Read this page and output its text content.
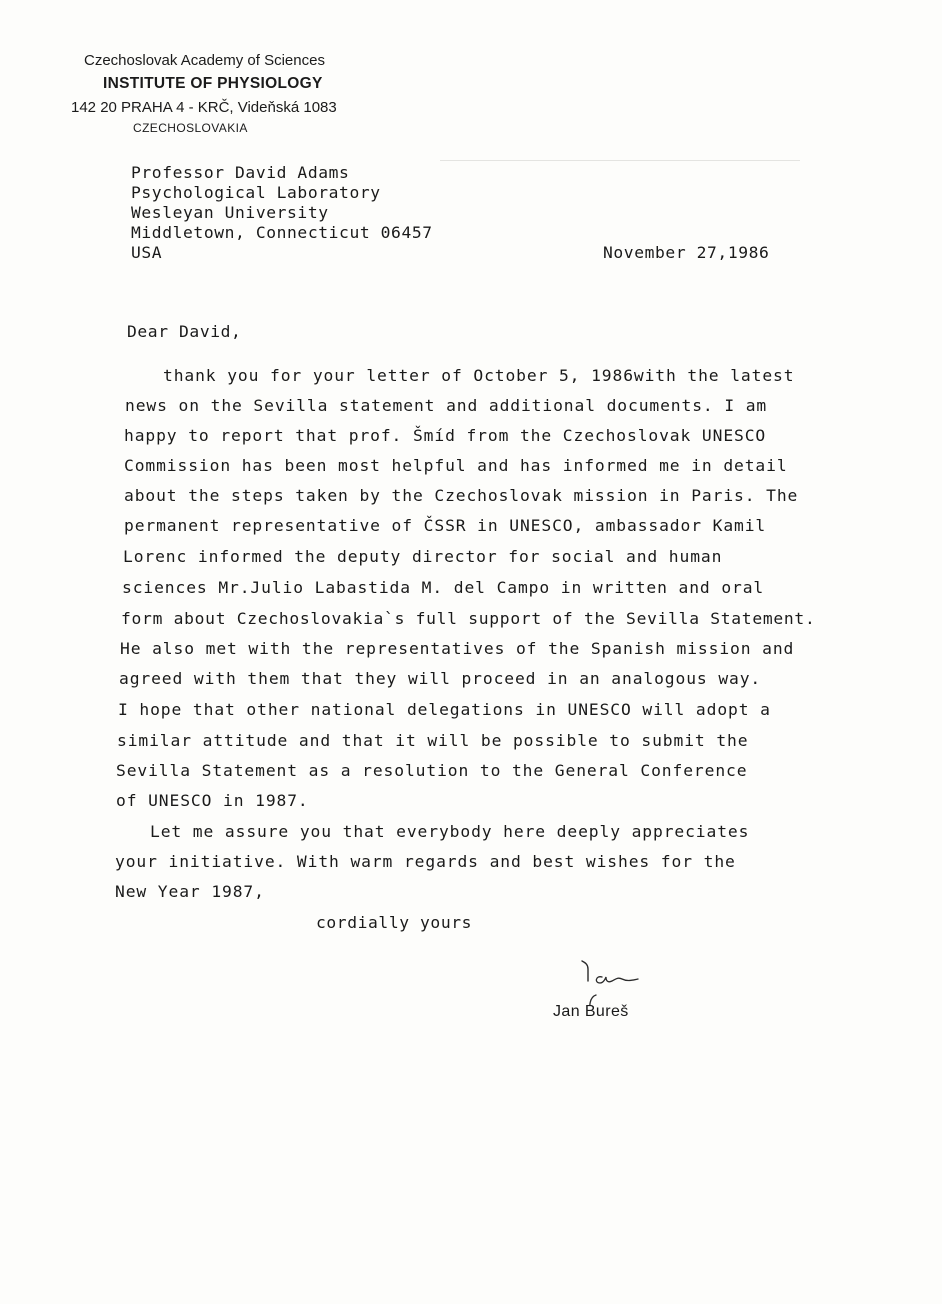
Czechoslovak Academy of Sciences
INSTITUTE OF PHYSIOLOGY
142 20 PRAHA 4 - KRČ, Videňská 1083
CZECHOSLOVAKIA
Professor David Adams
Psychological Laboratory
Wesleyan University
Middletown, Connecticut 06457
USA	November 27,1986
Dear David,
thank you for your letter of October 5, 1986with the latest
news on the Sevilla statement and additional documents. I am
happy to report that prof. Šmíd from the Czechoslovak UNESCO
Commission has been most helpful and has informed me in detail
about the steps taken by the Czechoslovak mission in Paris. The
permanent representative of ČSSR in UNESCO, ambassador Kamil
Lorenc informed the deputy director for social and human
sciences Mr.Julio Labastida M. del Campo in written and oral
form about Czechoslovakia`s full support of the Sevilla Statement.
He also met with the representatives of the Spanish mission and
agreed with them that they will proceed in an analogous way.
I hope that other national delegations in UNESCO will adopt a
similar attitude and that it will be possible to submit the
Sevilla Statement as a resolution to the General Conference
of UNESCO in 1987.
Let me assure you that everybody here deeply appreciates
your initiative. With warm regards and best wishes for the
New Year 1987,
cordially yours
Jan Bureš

◆ ◆ ◆

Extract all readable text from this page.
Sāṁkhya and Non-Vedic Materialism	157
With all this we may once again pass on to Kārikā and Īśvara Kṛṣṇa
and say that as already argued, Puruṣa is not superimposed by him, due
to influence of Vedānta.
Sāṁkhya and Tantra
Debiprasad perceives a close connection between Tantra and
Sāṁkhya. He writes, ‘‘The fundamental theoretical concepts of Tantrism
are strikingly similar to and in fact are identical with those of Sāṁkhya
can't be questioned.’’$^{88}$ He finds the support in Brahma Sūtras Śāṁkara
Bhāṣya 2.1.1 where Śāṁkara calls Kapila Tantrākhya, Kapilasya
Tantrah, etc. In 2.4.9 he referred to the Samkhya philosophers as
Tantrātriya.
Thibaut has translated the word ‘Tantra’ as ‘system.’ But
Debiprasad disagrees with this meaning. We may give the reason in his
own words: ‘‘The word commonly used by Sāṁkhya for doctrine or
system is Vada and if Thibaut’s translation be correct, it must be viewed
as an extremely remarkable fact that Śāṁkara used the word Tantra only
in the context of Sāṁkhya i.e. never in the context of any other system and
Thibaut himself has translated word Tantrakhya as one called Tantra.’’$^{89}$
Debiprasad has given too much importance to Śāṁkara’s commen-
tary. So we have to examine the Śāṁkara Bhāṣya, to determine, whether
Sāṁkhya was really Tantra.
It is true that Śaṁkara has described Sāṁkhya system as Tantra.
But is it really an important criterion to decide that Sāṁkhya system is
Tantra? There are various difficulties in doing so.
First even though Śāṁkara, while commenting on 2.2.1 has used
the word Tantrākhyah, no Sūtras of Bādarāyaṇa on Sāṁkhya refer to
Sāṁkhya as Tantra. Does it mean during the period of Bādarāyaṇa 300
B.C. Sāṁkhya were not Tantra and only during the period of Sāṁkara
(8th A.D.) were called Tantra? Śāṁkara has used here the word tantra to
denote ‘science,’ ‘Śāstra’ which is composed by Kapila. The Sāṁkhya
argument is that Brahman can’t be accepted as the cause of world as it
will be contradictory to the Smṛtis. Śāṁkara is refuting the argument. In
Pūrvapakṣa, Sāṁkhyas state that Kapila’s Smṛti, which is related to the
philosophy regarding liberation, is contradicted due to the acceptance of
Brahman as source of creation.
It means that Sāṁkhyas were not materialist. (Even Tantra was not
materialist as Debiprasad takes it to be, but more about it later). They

◆ ◆ ◆

• [Directions for this task] In the entries above, find each line with the string "during" and copy it.

• [Response]
Sāṁkhya as Tantra. Does it mean during the period of Bādarāyaṇa 300
B.C. Sāṁkhya were not Tantra and only during the period of Sāṁkara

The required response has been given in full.